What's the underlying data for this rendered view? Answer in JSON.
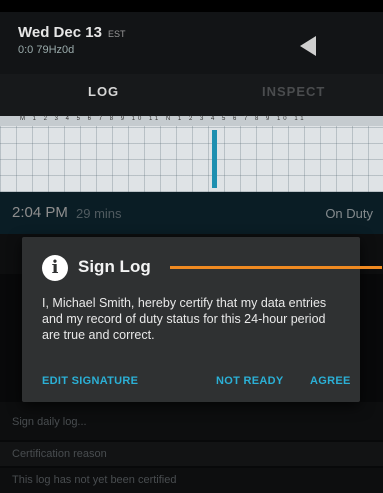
{
  "header": {
    "date": "Wed Dec 13",
    "timezone": "EST",
    "subtitle": "0:0 79Hz0d"
  },
  "tabs": [
    {
      "label": "LOG"
    },
    {
      "label": "INSPECT"
    }
  ],
  "graph": {
    "ticks": "M 1 2 3 4 5 6 7 8 9 10 11 N 1 2 3 4 5 6 7 8 9 10 11"
  },
  "event": {
    "time": "2:04 PM",
    "duration": "29 mins",
    "status": "On Duty"
  },
  "dim_rows": [
    {
      "label": "Sign daily log..."
    },
    {
      "label": "Certification reason"
    },
    {
      "label": "This log has not yet been certified"
    }
  ],
  "dialog": {
    "title": "Sign Log",
    "body": "I, Michael Smith, hereby certify that my data entries and my record of duty status for this 24-hour period are true and correct.",
    "buttons": {
      "edit": "EDIT SIGNATURE",
      "not_ready": "NOT READY",
      "agree": "AGREE"
    },
    "info_glyph": "i"
  },
  "colors": {
    "accent": "#2aa8c9",
    "pointer": "#f08a21",
    "dialog_bg": "#2f3132"
  }
}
------------------------------
> [Aim of the exercise] Read the entries and select each line where the word "data" is found.

> [Response for this exercise]
What's the underlying data for this rendered view? Answer in JSON.
    "body": "I, Michael Smith, hereby certify that my data entries and my record of duty status for this 24-hour period are true and correct.",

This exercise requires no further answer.